* start Material *
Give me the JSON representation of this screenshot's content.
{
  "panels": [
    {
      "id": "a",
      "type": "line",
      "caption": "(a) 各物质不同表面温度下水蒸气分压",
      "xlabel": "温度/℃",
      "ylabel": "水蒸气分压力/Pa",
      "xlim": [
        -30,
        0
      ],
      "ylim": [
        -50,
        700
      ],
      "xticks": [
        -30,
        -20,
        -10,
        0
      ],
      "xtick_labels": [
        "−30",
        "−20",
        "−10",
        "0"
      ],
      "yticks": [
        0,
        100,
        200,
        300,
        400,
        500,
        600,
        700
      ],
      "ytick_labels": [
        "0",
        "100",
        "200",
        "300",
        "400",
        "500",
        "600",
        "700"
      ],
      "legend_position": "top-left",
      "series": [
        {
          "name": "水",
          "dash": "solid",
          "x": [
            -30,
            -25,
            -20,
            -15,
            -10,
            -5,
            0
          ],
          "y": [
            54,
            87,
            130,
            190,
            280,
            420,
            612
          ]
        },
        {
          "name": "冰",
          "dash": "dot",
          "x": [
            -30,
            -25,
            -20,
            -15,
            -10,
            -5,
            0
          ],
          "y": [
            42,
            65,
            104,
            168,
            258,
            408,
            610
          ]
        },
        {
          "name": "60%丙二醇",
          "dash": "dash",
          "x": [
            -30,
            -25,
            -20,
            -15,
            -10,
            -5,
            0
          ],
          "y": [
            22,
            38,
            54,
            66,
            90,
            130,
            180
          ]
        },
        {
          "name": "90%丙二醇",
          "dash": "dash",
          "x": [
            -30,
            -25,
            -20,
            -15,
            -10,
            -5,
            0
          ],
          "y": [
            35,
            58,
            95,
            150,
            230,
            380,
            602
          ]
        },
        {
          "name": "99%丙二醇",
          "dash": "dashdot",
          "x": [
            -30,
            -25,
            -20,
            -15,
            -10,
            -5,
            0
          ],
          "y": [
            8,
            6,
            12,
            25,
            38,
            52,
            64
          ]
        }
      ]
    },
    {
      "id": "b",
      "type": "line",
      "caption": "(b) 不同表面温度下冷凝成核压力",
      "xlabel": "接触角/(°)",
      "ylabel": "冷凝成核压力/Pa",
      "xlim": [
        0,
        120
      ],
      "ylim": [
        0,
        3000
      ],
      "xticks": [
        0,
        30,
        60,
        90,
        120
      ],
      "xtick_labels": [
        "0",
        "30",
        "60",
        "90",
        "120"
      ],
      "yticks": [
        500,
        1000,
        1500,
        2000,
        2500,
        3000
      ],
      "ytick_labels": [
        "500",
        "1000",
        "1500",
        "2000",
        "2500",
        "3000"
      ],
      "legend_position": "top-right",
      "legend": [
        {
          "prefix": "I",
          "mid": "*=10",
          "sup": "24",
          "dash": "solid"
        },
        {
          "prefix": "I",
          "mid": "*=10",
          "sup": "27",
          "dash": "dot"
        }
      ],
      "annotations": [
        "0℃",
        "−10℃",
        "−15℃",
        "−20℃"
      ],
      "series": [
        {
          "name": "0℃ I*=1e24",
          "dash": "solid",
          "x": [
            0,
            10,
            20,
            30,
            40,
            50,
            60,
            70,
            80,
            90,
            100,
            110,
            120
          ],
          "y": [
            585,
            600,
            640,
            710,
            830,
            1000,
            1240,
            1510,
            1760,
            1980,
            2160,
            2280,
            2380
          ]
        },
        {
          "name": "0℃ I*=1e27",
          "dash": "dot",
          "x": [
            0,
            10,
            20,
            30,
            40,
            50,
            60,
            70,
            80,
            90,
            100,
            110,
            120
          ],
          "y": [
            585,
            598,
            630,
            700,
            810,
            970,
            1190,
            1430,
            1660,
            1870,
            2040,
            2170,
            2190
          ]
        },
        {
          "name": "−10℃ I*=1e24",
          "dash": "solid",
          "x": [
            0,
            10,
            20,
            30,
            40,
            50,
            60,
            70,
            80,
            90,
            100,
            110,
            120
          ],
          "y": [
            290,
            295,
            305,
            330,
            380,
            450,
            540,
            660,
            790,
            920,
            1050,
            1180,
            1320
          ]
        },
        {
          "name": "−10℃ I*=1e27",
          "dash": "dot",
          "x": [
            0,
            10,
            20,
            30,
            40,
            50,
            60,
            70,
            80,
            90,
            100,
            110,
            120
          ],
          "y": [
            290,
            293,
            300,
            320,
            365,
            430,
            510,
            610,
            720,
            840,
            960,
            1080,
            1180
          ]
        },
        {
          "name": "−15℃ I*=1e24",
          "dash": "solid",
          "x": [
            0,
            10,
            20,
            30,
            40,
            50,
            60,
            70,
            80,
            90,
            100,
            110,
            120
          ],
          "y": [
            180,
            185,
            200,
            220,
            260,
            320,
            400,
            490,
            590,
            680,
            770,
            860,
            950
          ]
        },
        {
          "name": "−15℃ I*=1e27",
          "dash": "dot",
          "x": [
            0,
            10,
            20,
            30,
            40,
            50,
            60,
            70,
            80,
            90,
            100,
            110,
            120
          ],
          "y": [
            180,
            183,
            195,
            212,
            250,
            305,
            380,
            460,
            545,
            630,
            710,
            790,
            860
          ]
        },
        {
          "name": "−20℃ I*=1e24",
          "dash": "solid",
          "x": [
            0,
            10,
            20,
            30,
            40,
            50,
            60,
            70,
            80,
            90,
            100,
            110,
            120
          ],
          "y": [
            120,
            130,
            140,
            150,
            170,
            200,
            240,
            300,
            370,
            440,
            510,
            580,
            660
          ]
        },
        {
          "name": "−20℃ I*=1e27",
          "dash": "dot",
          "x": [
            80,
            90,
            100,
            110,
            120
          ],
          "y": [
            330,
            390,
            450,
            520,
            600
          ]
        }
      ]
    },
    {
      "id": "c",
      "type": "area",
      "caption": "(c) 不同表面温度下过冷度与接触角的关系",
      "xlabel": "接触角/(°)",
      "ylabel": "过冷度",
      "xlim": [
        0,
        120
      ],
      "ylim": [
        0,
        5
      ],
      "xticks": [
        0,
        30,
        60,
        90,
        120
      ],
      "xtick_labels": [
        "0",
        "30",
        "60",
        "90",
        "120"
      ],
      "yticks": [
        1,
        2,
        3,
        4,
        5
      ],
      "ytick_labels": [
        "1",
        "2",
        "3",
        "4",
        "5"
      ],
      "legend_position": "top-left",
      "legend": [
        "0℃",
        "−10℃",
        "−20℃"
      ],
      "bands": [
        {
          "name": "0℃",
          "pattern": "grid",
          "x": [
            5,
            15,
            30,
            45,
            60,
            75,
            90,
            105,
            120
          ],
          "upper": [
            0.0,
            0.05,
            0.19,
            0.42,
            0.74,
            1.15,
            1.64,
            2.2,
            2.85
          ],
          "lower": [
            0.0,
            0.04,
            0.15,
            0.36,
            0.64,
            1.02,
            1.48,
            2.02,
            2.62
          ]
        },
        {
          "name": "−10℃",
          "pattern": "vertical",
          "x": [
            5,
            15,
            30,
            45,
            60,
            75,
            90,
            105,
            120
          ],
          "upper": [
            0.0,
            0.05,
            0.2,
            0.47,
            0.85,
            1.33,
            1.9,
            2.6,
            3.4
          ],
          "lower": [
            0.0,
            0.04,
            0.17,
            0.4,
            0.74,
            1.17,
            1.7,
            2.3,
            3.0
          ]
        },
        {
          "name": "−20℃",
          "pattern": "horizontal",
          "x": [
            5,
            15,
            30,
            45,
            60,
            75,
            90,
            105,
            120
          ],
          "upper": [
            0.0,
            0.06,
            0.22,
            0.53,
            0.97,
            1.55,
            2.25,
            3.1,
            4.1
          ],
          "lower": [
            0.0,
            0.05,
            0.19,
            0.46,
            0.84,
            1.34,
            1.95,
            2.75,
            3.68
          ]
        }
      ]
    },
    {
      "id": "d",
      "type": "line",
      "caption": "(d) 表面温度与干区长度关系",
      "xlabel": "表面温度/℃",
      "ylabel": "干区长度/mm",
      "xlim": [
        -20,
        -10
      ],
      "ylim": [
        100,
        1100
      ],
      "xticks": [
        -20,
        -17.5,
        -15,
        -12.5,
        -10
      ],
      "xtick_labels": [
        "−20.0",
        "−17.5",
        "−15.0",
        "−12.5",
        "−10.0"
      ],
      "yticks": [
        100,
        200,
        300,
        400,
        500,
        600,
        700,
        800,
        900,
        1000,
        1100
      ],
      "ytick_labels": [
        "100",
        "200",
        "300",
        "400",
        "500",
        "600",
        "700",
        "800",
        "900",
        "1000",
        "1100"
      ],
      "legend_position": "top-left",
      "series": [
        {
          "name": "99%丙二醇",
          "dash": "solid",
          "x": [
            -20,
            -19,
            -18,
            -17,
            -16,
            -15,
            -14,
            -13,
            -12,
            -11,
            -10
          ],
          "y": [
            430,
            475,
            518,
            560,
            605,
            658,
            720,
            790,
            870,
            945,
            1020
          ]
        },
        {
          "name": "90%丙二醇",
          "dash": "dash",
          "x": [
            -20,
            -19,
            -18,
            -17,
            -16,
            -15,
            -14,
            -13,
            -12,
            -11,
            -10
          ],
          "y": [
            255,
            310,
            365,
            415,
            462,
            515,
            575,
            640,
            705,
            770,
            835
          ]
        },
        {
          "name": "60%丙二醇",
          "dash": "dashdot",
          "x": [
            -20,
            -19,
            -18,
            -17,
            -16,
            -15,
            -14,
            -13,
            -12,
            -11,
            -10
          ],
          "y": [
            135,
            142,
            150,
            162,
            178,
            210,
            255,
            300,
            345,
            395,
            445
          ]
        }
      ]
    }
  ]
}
* end Material *
* [Set exercise] Identify each line holding the string "xlabel", and copy it out.

* [Solved problem]
      "xlabel": "温度/℃",
      "xlabel": "接触角/(°)",
      "xlabel": "接触角/(°)",
      "xlabel": "表面温度/℃",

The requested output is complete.